Provided data:
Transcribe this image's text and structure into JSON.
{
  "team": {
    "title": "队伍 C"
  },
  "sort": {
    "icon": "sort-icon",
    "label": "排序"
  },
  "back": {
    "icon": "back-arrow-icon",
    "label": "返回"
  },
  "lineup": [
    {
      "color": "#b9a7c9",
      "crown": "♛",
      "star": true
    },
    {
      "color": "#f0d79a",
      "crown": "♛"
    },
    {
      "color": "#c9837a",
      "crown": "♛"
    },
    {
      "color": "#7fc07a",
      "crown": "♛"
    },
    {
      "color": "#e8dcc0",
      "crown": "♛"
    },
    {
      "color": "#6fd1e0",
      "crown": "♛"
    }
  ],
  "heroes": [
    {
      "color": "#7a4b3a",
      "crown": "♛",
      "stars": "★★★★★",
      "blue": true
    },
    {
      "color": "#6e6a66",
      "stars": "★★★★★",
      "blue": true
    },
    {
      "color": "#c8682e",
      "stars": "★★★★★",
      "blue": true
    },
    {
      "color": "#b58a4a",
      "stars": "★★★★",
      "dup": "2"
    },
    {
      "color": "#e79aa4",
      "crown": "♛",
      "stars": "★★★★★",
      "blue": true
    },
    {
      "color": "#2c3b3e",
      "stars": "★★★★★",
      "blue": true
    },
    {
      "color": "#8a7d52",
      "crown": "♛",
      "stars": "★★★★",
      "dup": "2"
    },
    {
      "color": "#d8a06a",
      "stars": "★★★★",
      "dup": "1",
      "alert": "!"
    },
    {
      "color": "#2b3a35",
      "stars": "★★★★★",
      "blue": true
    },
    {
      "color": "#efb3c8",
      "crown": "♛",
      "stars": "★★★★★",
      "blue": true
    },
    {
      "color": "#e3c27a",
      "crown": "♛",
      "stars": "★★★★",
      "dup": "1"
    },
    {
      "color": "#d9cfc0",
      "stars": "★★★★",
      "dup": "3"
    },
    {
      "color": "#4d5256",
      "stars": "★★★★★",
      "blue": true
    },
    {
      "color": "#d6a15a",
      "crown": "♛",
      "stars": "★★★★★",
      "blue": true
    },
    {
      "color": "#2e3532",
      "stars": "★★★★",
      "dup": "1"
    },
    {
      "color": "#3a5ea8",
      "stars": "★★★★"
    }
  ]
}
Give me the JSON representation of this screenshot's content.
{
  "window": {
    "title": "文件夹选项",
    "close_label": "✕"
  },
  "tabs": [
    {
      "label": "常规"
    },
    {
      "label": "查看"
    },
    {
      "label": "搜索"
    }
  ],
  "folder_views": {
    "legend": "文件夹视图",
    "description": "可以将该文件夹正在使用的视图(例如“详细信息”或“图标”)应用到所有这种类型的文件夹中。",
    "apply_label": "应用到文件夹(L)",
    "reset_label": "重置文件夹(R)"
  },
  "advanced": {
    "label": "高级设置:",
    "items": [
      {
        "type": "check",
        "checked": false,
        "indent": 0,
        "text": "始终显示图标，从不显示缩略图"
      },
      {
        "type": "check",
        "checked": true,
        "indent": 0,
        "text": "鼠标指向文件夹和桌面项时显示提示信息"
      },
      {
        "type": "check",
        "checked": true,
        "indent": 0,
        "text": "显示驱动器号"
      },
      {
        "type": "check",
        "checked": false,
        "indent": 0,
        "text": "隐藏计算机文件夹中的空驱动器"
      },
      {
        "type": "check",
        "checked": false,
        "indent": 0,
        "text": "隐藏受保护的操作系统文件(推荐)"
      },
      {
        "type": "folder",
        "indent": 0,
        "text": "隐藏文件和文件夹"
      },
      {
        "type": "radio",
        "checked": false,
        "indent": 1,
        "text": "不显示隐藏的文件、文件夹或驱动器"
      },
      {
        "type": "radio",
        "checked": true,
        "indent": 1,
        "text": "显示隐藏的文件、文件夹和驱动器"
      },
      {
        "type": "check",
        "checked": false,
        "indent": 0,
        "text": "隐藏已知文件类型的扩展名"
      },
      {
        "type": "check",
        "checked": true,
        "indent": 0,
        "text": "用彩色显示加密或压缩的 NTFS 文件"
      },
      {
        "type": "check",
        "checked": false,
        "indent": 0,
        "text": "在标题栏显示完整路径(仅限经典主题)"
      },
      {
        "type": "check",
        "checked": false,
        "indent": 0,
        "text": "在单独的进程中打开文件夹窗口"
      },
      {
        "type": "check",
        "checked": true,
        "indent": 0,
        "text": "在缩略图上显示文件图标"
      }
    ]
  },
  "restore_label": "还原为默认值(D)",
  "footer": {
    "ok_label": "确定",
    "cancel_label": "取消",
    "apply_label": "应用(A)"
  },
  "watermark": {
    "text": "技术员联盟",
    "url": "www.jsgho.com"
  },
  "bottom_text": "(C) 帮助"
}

Given problem: Give back each line above precisely as it stands.

Response to the task:
Transcribe this image's text and structure into JSON.
{
  "team": {
    "title": "队伍 C"
  },
  "sort": {
    "icon": "sort-icon",
    "label": "排序"
  },
  "back": {
    "icon": "back-arrow-icon",
    "label": "返回"
  },
  "lineup": [
    {
      "color": "#b9a7c9",
      "crown": "♛",
      "star": true
    },
    {
      "color": "#f0d79a",
      "crown": "♛"
    },
    {
      "color": "#c9837a",
      "crown": "♛"
    },
    {
      "color": "#7fc07a",
      "crown": "♛"
    },
    {
      "color": "#e8dcc0",
      "crown": "♛"
    },
    {
      "color": "#6fd1e0",
      "crown": "♛"
    }
  ],
  "heroes": [
    {
      "color": "#7a4b3a",
      "crown": "♛",
      "stars": "★★★★★",
      "blue": true
    },
    {
      "color": "#6e6a66",
      "stars": "★★★★★",
      "blue": true
    },
    {
      "color": "#c8682e",
      "stars": "★★★★★",
      "blue": true
    },
    {
      "color": "#b58a4a",
      "stars": "★★★★",
      "dup": "2"
    },
    {
      "color": "#e79aa4",
      "crown": "♛",
      "stars": "★★★★★",
      "blue": true
    },
    {
      "color": "#2c3b3e",
      "stars": "★★★★★",
      "blue": true
    },
    {
      "color": "#8a7d52",
      "crown": "♛",
      "stars": "★★★★",
      "dup": "2"
    },
    {
      "color": "#d8a06a",
      "stars": "★★★★",
      "dup": "1",
      "alert": "!"
    },
    {
      "color": "#2b3a35",
      "stars": "★★★★★",
      "blue": true
    },
    {
      "color": "#efb3c8",
      "crown": "♛",
      "stars": "★★★★★",
      "blue": true
    },
    {
      "color": "#e3c27a",
      "crown": "♛",
      "stars": "★★★★",
      "dup": "1"
    },
    {
      "color": "#d9cfc0",
      "stars": "★★★★",
      "dup": "3"
    },
    {
      "color": "#4d5256",
      "stars": "★★★★★",
      "blue": true
    },
    {
      "color": "#d6a15a",
      "crown": "♛",
      "stars": "★★★★★",
      "blue": true
    },
    {
      "color": "#2e3532",
      "stars": "★★★★",
      "dup": "1"
    },
    {
      "color": "#3a5ea8",
      "stars": "★★★★"
    }
  ]
}
Give me the JSON representation of this screenshot's content.
{
  "window": {
    "title": "文件夹选项",
    "close_label": "✕"
  },
  "tabs": [
    {
      "label": "常规"
    },
    {
      "label": "查看"
    },
    {
      "label": "搜索"
    }
  ],
  "folder_views": {
    "legend": "文件夹视图",
    "description": "可以将该文件夹正在使用的视图(例如“详细信息”或“图标”)应用到所有这种类型的文件夹中。",
    "apply_label": "应用到文件夹(L)",
    "reset_label": "重置文件夹(R)"
  },
  "advanced": {
    "label": "高级设置:",
    "items": [
      {
        "type": "check",
        "checked": false,
        "indent": 0,
        "text": "始终显示图标，从不显示缩略图"
      },
      {
        "type": "check",
        "checked": true,
        "indent": 0,
        "text": "鼠标指向文件夹和桌面项时显示提示信息"
      },
      {
        "type": "check",
        "checked": true,
        "indent": 0,
        "text": "显示驱动器号"
      },
      {
        "type": "check",
        "checked": false,
        "indent": 0,
        "text": "隐藏计算机文件夹中的空驱动器"
      },
      {
        "type": "check",
        "checked": false,
        "indent": 0,
        "text": "隐藏受保护的操作系统文件(推荐)"
      },
      {
        "type": "folder",
        "indent": 0,
        "text": "隐藏文件和文件夹"
      },
      {
        "type": "radio",
        "checked": false,
        "indent": 1,
        "text": "不显示隐藏的文件、文件夹或驱动器"
      },
      {
        "type": "radio",
        "checked": true,
        "indent": 1,
        "text": "显示隐藏的文件、文件夹和驱动器"
      },
      {
        "type": "check",
        "checked": false,
        "indent": 0,
        "text": "隐藏已知文件类型的扩展名"
      },
      {
        "type": "check",
        "checked": true,
        "indent": 0,
        "text": "用彩色显示加密或压缩的 NTFS 文件"
      },
      {
        "type": "check",
        "checked": false,
        "indent": 0,
        "text": "在标题栏显示完整路径(仅限经典主题)"
      },
      {
        "type": "check",
        "checked": false,
        "indent": 0,
        "text": "在单独的进程中打开文件夹窗口"
      },
      {
        "type": "check",
        "checked": true,
        "indent": 0,
        "text": "在缩略图上显示文件图标"
      }
    ]
  },
  "restore_label": "还原为默认值(D)",
  "footer": {
    "ok_label": "确定",
    "cancel_label": "取消",
    "apply_label": "应用(A)"
  },
  "watermark": {
    "text": "技术员联盟",
    "url": "www.jsgho.com"
  },
  "bottom_text": "(C) 帮助"
}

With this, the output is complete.